_Work required_
Repeat the listing in full, exactly as it stands.

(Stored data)
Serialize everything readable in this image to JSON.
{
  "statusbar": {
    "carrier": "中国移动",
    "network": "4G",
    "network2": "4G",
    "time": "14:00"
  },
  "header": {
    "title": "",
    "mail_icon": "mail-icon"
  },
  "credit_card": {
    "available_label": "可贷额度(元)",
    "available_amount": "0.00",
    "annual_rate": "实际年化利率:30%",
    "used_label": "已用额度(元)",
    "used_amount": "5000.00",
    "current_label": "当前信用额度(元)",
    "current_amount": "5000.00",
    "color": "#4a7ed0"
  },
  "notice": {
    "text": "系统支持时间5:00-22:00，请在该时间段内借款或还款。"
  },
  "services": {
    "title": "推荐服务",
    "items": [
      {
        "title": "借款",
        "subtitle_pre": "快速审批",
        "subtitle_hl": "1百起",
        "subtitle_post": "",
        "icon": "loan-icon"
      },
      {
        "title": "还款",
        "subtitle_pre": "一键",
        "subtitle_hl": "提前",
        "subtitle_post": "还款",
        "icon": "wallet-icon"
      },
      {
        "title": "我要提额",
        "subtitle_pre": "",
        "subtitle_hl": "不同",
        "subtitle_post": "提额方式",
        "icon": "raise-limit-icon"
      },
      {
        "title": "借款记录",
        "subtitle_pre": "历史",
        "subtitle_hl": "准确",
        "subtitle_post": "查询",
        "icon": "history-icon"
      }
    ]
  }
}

_Complete response_
Serialize everything readable in this image to JSON.
{
  "statusbar": {
    "carrier": "中国移动",
    "network": "4G",
    "network2": "4G",
    "time": "14:00"
  },
  "header": {
    "title": "",
    "mail_icon": "mail-icon"
  },
  "credit_card": {
    "available_label": "可贷额度(元)",
    "available_amount": "0.00",
    "annual_rate": "实际年化利率:30%",
    "used_label": "已用额度(元)",
    "used_amount": "5000.00",
    "current_label": "当前信用额度(元)",
    "current_amount": "5000.00",
    "color": "#4a7ed0"
  },
  "notice": {
    "text": "系统支持时间5:00-22:00，请在该时间段内借款或还款。"
  },
  "services": {
    "title": "推荐服务",
    "items": [
      {
        "title": "借款",
        "subtitle_pre": "快速审批",
        "subtitle_hl": "1百起",
        "subtitle_post": "",
        "icon": "loan-icon"
      },
      {
        "title": "还款",
        "subtitle_pre": "一键",
        "subtitle_hl": "提前",
        "subtitle_post": "还款",
        "icon": "wallet-icon"
      },
      {
        "title": "我要提额",
        "subtitle_pre": "",
        "subtitle_hl": "不同",
        "subtitle_post": "提额方式",
        "icon": "raise-limit-icon"
      },
      {
        "title": "借款记录",
        "subtitle_pre": "历史",
        "subtitle_hl": "准确",
        "subtitle_post": "查询",
        "icon": "history-icon"
      }
    ]
  }
}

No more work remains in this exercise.